__RAW DATA__
[Begin]

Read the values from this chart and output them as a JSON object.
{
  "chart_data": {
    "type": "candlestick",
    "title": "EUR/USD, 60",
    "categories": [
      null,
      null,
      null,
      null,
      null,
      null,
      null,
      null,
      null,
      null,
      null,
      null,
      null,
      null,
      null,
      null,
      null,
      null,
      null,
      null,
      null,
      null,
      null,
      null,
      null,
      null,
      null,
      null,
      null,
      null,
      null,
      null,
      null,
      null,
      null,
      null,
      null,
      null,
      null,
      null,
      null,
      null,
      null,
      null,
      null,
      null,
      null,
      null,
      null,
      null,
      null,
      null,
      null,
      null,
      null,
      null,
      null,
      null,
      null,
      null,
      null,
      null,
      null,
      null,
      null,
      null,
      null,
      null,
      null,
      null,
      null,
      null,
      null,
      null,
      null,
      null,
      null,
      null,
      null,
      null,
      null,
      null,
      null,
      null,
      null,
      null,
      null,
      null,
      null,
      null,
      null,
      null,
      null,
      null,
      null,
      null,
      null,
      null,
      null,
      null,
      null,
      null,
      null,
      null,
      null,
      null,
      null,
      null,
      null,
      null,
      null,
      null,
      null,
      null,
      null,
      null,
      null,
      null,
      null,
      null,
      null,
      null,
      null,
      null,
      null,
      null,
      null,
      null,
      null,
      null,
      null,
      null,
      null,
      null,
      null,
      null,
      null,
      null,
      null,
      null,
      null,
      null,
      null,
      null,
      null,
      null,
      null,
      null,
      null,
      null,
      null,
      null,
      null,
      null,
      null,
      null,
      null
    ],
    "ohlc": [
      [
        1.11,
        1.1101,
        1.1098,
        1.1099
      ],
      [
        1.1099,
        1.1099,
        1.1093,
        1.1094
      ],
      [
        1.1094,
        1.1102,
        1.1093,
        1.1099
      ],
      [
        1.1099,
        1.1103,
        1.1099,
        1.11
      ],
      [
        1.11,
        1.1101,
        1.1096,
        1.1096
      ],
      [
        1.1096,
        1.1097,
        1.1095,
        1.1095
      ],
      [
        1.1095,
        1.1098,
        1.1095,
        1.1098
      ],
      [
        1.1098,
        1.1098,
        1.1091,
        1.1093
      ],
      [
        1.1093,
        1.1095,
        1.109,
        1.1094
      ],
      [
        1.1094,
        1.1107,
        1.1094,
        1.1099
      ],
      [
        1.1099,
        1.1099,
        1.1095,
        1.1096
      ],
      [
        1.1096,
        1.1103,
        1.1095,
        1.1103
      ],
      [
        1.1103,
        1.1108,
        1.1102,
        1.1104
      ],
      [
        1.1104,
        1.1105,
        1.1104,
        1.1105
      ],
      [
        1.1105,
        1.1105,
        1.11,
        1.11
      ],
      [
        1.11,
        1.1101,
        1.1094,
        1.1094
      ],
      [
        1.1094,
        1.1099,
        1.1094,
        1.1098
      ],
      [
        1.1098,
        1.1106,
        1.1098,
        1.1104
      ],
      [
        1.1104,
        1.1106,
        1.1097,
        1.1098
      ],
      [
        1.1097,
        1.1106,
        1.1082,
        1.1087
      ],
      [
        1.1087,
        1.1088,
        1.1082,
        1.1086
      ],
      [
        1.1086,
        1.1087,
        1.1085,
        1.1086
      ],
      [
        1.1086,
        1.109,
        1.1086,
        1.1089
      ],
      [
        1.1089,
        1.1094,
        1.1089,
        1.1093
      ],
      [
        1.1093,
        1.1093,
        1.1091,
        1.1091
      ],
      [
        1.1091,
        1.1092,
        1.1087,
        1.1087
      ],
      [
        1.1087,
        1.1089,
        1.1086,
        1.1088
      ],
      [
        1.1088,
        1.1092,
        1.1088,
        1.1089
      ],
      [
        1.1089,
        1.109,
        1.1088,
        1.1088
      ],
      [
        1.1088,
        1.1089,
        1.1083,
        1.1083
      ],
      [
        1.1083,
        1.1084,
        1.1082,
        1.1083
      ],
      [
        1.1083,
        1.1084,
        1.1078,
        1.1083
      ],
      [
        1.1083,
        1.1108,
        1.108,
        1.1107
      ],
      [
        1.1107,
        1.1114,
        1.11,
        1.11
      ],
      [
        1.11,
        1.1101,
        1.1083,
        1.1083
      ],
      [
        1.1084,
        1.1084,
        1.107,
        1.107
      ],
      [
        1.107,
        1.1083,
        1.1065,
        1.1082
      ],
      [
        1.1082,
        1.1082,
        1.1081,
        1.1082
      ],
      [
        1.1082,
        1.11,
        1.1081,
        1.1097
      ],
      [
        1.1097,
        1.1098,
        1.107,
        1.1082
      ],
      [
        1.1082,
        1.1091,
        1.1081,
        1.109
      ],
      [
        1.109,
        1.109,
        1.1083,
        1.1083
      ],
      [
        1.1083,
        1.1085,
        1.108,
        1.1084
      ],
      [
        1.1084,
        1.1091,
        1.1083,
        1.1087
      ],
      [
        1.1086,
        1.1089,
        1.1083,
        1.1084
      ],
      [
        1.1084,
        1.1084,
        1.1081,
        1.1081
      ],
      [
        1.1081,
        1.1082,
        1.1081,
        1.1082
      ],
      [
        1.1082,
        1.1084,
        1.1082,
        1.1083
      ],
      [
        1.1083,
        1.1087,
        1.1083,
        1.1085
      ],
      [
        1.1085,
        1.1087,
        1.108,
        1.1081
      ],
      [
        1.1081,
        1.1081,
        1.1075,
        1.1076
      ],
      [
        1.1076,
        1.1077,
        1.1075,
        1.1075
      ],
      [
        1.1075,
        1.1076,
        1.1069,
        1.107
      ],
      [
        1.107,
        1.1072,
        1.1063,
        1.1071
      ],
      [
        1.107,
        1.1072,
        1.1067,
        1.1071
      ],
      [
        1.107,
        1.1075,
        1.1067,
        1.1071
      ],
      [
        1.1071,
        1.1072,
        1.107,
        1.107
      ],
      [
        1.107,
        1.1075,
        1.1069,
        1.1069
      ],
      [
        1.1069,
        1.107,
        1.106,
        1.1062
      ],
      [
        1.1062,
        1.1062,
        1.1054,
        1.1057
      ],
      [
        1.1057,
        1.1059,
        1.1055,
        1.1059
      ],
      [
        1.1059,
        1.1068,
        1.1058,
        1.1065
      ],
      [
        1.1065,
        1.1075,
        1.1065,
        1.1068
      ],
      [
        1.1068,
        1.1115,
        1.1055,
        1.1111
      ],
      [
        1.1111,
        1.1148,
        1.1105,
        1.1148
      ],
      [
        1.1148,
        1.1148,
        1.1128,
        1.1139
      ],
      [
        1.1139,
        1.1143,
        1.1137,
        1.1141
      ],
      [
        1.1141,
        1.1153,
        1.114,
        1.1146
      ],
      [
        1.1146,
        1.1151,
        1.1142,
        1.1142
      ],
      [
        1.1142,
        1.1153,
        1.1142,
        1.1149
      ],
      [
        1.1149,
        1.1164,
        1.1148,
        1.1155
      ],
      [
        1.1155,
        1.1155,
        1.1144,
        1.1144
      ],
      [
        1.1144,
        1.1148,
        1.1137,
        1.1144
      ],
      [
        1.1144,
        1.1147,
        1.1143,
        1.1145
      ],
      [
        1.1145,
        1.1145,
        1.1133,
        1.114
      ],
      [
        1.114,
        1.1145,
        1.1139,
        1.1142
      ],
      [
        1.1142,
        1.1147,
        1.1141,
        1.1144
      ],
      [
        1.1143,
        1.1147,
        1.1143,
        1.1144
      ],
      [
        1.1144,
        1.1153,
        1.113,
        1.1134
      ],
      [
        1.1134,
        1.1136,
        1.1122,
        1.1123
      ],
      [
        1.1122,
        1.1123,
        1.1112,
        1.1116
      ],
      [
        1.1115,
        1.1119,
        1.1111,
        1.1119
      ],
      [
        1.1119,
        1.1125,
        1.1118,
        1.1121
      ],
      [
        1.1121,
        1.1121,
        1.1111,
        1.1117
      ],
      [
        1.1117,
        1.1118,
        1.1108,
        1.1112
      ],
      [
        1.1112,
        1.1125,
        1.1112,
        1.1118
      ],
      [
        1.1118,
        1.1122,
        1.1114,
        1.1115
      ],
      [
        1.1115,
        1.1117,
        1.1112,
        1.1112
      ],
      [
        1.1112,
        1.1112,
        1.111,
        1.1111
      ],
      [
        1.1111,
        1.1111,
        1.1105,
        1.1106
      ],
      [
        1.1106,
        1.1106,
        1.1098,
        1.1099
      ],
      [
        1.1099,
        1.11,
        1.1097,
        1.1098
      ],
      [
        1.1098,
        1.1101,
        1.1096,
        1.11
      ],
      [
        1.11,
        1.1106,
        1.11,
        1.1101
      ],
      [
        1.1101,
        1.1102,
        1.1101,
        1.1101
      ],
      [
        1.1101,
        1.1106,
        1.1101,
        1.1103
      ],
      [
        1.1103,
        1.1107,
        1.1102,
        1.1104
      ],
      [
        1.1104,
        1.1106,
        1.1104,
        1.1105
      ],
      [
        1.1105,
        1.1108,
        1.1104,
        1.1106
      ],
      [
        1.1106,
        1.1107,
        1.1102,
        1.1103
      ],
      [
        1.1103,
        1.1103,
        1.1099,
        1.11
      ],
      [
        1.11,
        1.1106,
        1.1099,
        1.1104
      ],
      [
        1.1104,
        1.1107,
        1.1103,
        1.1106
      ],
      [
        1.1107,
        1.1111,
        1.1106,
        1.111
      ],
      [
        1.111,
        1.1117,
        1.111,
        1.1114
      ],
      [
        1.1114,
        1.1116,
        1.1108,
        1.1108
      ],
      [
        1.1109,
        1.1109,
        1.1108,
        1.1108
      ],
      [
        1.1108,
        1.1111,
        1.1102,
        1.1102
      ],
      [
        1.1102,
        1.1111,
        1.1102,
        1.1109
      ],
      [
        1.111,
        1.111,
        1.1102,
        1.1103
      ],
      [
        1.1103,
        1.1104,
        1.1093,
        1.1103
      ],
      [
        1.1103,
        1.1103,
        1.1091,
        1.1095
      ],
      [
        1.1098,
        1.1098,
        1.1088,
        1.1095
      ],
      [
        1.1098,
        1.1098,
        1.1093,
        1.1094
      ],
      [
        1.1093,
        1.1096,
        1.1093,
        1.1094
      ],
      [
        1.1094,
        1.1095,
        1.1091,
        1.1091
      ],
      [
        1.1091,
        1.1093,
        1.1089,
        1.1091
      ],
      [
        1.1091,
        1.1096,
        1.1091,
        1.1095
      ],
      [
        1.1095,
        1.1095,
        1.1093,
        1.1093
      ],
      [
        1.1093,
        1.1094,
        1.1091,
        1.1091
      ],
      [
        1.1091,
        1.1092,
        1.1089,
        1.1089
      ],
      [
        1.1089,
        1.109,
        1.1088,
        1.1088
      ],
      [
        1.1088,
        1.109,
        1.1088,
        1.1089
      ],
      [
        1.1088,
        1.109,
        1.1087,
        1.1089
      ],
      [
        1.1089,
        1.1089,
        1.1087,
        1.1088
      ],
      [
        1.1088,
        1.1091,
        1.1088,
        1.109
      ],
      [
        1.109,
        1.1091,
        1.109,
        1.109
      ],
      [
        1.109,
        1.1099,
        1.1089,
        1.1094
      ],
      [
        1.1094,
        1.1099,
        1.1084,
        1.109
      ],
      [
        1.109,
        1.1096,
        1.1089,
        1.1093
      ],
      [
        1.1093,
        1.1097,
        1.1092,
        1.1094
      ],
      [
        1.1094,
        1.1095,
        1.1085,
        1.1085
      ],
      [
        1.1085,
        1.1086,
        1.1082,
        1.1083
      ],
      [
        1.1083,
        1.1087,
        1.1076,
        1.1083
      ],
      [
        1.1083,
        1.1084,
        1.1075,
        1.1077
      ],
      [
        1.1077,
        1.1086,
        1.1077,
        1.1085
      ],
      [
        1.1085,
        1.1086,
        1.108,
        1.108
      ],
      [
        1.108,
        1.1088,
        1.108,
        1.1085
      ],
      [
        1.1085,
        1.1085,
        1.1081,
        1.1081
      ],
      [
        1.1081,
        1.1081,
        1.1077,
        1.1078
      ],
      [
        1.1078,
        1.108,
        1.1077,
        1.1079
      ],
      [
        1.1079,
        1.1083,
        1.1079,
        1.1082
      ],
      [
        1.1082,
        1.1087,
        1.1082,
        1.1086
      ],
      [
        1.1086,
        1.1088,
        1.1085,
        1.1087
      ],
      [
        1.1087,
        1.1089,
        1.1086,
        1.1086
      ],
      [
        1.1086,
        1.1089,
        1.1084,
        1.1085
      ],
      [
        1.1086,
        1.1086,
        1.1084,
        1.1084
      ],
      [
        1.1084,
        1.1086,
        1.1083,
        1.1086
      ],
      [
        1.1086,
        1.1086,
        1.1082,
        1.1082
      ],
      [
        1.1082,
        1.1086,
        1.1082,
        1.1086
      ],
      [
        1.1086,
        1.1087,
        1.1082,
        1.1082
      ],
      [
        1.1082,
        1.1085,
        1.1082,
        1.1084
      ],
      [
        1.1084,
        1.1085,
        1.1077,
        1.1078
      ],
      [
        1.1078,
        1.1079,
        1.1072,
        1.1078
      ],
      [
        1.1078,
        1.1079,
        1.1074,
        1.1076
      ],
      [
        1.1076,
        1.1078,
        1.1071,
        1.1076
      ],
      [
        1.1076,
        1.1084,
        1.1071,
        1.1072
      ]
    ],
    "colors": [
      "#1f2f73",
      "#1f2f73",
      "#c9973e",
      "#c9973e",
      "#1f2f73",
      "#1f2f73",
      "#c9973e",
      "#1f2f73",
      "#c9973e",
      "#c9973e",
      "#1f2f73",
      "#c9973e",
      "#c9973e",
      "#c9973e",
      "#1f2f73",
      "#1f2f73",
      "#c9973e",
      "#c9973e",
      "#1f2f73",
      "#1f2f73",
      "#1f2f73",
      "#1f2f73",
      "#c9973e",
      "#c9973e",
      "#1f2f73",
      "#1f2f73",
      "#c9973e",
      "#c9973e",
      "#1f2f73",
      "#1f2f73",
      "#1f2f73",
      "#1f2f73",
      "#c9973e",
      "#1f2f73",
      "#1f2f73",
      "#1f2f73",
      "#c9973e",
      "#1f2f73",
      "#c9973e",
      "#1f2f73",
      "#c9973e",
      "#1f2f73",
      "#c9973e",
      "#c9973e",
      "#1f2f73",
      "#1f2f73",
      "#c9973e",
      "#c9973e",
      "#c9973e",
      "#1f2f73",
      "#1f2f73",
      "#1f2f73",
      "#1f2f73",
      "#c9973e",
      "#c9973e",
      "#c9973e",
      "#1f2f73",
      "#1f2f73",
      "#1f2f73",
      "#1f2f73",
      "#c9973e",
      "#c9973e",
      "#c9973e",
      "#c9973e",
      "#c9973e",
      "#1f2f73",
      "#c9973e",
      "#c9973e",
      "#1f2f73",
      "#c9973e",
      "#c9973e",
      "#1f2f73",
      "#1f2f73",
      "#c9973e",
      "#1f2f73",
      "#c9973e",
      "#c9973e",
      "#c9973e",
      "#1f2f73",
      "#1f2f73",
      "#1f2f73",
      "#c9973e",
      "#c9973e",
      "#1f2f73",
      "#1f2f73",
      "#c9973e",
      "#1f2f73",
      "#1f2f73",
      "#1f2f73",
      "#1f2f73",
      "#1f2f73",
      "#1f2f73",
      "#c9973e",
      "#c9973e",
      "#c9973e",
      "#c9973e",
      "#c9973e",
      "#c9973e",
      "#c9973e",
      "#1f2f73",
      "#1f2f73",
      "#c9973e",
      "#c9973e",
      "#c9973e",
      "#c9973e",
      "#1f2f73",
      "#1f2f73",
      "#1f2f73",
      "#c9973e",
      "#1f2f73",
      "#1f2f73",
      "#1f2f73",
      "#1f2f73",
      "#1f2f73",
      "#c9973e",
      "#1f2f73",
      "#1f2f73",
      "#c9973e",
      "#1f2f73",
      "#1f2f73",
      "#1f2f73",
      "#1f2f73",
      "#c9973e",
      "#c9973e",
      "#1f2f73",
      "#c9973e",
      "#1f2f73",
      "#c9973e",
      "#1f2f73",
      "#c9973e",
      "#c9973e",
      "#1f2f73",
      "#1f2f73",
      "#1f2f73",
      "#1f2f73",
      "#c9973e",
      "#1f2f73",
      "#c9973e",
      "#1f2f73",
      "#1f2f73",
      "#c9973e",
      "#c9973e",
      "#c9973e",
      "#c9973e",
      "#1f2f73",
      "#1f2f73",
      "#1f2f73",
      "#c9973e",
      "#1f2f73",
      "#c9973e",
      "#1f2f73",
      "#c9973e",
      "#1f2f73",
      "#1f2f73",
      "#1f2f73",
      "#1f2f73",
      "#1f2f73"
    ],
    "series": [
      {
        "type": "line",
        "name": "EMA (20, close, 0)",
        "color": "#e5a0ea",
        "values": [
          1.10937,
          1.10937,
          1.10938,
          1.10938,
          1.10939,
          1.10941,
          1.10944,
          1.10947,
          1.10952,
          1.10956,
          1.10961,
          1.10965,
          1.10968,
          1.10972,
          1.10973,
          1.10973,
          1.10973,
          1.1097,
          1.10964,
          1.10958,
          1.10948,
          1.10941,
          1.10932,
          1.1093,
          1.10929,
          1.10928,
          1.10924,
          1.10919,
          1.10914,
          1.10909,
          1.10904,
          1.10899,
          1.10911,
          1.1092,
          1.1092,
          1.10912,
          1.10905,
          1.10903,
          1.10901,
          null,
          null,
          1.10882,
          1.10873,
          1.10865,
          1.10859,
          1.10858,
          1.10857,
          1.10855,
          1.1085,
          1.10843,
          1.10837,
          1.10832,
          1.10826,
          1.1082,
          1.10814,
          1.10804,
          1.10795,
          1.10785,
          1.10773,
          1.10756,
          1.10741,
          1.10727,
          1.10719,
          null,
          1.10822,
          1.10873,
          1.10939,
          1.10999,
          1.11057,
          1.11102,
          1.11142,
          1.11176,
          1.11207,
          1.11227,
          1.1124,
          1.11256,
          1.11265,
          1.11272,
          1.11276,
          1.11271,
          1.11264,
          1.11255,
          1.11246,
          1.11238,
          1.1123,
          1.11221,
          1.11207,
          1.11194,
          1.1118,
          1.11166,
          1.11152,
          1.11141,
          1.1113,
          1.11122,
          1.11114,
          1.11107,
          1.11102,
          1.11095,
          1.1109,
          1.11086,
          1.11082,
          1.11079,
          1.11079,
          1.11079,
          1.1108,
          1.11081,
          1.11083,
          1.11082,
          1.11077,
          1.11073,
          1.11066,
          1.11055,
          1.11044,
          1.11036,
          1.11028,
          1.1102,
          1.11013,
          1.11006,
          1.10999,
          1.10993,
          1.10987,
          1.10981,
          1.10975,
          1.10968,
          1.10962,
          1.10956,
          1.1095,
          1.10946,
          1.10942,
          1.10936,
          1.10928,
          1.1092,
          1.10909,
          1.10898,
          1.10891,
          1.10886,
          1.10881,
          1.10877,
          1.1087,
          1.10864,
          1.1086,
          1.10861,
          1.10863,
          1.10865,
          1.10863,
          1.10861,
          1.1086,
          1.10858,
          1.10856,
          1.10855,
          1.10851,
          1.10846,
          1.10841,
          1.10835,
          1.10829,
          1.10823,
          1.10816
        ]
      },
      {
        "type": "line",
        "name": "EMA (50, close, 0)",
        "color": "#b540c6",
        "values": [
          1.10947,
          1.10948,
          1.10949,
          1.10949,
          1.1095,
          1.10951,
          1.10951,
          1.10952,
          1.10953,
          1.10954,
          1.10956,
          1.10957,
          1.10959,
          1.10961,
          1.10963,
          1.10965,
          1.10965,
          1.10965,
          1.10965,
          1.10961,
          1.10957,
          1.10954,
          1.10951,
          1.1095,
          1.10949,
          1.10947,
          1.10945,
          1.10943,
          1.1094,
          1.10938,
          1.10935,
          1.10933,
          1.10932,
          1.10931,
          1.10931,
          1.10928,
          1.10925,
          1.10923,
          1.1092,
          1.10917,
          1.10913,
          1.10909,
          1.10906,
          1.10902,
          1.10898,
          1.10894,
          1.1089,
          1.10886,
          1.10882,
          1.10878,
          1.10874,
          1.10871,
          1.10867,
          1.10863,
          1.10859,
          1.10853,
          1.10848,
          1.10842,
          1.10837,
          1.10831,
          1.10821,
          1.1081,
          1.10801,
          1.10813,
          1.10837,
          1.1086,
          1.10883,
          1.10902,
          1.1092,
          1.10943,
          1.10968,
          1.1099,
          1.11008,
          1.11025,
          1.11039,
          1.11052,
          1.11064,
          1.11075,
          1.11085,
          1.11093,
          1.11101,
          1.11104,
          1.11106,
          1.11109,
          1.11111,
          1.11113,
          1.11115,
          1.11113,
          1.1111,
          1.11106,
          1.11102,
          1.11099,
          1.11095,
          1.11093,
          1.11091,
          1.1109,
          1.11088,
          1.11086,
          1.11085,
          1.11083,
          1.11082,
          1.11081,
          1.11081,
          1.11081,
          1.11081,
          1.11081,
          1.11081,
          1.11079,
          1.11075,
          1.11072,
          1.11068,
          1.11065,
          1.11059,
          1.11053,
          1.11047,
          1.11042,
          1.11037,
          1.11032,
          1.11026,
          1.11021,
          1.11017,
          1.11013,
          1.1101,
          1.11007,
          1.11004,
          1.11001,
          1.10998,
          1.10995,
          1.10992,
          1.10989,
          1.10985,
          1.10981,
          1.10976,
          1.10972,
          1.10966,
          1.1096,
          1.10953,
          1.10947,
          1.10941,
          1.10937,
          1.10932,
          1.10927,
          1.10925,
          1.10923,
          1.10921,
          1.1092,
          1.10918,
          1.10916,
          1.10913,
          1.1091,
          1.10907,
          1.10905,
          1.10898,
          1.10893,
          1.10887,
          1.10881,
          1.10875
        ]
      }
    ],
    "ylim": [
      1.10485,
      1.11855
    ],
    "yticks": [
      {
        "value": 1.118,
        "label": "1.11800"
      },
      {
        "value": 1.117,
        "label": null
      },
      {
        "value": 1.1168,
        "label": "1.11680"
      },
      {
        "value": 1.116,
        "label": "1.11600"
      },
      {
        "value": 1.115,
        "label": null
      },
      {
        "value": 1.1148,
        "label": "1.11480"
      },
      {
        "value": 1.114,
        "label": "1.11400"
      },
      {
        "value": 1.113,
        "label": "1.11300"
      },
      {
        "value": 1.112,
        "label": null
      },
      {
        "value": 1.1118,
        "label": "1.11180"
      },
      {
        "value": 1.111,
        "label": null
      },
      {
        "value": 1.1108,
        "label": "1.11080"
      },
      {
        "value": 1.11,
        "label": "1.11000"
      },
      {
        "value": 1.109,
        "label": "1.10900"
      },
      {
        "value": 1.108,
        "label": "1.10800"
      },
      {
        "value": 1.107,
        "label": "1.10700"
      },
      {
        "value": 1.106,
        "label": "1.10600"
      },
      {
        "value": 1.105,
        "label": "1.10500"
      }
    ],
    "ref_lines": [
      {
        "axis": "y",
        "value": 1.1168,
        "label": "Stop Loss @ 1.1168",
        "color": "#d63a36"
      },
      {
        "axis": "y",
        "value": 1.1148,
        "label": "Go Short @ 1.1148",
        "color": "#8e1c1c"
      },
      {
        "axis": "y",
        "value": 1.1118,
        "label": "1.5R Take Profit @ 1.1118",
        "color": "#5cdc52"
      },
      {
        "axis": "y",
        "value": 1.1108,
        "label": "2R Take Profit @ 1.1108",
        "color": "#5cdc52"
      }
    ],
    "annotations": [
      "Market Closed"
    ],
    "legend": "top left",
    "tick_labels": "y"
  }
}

[End]

__GIVEN REQUEST__
How many of the lines above include the word "name"? Respond with the number alone.

__COMPLETE RESPONSE__
2